Record set
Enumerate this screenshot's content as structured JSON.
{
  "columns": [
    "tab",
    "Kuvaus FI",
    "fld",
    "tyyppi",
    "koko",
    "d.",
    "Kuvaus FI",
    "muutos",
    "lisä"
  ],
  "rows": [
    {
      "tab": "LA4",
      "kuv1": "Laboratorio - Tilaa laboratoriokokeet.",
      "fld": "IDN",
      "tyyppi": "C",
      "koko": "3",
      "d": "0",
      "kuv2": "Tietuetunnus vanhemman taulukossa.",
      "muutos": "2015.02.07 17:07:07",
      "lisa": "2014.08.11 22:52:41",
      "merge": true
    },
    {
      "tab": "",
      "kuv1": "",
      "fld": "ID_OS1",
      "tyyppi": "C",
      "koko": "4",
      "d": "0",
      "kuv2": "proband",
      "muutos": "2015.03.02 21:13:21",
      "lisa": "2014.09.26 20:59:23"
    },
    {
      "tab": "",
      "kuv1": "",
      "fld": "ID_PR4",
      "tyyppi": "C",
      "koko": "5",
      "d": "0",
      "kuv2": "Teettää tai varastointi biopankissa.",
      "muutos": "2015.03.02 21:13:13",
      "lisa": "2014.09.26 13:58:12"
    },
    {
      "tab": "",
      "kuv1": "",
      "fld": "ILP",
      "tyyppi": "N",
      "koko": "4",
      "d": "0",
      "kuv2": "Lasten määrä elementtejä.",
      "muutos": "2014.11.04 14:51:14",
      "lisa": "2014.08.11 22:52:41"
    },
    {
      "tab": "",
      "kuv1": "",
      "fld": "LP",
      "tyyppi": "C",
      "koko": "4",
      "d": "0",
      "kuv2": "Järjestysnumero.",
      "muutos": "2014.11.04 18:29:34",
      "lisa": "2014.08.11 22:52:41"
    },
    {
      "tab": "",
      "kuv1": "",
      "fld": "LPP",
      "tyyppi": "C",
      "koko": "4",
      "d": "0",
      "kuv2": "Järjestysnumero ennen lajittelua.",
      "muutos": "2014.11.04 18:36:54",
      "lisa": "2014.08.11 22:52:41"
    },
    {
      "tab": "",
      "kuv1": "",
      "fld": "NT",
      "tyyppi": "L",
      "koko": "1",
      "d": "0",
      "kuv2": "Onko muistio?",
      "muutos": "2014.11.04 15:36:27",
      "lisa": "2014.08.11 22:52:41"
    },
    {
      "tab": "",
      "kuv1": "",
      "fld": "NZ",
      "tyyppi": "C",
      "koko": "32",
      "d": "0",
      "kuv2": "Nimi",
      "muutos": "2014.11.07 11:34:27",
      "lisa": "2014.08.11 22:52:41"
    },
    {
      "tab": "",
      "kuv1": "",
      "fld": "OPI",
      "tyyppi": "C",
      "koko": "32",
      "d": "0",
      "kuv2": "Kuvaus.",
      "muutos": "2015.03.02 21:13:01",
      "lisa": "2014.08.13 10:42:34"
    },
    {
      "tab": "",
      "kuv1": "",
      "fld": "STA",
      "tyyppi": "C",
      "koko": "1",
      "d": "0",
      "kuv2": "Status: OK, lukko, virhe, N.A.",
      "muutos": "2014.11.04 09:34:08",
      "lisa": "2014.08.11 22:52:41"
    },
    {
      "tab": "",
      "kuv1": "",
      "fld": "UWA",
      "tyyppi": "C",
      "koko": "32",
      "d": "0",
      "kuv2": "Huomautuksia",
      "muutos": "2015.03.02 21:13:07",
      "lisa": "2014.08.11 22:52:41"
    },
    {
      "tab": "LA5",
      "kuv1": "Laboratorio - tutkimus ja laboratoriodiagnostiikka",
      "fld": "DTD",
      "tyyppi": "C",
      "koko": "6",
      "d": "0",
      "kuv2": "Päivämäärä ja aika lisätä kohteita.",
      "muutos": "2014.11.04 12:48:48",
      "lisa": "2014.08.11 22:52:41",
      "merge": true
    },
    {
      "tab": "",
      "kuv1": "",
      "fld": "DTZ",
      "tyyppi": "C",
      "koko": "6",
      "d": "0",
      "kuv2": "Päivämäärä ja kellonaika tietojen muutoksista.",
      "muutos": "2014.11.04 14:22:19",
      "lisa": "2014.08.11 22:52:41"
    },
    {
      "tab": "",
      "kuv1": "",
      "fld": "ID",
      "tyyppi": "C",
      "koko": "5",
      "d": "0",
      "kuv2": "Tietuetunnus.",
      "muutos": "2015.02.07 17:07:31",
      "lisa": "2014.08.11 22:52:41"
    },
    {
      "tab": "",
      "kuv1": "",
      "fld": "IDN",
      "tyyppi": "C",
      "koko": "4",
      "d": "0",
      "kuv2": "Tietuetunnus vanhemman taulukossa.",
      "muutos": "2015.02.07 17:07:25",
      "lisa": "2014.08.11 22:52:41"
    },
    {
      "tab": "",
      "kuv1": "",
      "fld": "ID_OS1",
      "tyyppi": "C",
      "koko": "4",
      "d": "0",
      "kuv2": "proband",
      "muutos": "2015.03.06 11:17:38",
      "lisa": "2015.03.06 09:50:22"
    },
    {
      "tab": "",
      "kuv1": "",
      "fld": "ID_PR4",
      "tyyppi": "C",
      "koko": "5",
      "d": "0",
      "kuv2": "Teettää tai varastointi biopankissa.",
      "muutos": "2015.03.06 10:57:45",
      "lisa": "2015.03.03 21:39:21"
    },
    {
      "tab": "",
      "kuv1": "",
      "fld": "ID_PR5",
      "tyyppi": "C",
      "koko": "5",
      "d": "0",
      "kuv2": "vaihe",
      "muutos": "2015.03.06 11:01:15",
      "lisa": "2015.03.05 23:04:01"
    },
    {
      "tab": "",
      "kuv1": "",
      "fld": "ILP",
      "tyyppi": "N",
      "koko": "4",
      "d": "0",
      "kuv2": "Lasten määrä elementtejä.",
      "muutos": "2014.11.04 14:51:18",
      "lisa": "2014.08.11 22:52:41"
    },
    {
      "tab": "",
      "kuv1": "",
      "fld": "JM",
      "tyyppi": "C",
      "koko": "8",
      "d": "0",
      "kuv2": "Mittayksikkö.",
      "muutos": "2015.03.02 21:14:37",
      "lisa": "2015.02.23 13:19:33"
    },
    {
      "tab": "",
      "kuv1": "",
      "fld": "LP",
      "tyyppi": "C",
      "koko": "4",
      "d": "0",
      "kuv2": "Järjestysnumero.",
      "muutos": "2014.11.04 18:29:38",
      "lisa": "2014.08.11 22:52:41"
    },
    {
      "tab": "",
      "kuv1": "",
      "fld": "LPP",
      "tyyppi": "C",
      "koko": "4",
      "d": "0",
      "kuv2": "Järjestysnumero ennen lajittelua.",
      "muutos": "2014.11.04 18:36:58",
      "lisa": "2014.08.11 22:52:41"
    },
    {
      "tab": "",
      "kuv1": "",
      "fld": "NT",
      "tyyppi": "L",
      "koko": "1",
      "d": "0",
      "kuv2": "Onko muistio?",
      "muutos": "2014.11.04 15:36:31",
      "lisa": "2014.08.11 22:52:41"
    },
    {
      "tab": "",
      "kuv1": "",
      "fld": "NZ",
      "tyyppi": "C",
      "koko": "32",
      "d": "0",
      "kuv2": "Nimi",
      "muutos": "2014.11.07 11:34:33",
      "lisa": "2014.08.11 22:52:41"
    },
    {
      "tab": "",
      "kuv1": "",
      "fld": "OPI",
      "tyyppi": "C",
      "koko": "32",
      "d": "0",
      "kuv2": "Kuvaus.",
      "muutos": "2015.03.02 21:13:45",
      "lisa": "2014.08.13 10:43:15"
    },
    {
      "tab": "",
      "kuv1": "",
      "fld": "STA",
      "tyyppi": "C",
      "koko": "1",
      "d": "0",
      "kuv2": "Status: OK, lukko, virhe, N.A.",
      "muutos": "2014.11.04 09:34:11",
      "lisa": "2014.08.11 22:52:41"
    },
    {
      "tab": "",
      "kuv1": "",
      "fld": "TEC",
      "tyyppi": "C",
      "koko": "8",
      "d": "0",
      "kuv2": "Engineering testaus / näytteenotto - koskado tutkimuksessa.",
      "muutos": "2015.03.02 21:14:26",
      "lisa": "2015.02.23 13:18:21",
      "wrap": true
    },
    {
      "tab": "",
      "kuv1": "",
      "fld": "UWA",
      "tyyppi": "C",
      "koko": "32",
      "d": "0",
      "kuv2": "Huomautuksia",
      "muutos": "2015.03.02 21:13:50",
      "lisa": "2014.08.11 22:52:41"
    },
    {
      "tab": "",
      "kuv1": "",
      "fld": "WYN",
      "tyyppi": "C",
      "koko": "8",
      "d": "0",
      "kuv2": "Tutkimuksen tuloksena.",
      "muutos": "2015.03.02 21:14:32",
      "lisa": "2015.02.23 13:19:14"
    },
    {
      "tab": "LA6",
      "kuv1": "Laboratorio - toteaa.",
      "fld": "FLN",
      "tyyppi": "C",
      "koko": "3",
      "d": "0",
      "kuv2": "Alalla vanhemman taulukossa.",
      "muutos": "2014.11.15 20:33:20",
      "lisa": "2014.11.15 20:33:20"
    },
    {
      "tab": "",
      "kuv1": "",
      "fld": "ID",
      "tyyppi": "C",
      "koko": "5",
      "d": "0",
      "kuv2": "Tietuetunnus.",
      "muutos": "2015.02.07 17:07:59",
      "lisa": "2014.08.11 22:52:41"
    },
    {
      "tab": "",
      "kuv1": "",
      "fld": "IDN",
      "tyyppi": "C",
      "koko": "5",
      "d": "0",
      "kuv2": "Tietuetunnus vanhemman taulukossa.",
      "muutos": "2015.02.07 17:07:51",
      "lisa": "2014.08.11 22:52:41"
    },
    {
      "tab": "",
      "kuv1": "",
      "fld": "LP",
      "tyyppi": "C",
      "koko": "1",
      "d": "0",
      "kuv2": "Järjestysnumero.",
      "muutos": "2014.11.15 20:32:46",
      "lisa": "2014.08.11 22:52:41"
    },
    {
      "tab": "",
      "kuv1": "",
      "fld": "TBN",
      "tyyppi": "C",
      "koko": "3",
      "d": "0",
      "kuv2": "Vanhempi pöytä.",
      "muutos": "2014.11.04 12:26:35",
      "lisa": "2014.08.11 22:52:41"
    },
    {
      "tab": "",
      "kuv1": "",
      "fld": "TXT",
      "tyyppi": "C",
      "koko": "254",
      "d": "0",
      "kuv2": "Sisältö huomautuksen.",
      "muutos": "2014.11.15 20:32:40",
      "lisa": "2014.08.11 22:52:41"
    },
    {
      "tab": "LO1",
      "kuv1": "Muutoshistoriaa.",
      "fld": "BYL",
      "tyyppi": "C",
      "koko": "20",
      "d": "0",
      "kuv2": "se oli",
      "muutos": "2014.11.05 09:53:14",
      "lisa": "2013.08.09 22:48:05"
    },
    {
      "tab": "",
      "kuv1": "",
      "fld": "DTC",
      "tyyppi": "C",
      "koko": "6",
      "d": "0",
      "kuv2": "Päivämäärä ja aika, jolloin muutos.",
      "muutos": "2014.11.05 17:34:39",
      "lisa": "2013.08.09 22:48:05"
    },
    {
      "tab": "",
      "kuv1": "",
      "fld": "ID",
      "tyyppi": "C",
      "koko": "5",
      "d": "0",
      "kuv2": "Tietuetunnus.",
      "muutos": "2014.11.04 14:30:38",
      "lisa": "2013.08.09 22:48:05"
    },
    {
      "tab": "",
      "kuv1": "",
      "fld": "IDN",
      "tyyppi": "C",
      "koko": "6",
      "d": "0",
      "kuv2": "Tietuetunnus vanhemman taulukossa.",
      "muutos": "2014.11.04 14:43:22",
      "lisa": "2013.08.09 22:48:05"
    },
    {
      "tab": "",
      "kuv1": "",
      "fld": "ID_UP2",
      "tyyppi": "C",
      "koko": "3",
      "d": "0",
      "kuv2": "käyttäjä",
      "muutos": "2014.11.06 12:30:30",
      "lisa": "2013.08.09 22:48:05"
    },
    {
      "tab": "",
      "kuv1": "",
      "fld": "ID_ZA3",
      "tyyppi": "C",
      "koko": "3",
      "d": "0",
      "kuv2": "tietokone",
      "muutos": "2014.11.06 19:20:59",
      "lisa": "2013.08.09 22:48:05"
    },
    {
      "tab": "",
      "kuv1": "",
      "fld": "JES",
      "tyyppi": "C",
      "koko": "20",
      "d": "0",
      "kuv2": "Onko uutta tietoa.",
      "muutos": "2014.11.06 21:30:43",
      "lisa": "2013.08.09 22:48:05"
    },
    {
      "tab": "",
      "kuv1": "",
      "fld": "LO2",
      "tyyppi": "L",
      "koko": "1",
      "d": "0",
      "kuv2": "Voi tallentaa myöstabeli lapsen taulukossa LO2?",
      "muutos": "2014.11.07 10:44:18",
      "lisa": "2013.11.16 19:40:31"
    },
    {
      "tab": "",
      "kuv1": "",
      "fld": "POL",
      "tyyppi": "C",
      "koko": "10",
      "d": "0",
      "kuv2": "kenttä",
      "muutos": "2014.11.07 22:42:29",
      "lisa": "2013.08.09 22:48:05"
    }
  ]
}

Stated goal
Take every line above carrying "Laboratorio" and return it.

Solved exercise
      "kuv1": "Laboratorio - Tilaa laboratoriokokeet.",
      "kuv1": "Laboratorio - tutkimus ja laboratoriodiagnostiikka",
      "kuv1": "Laboratorio - toteaa.",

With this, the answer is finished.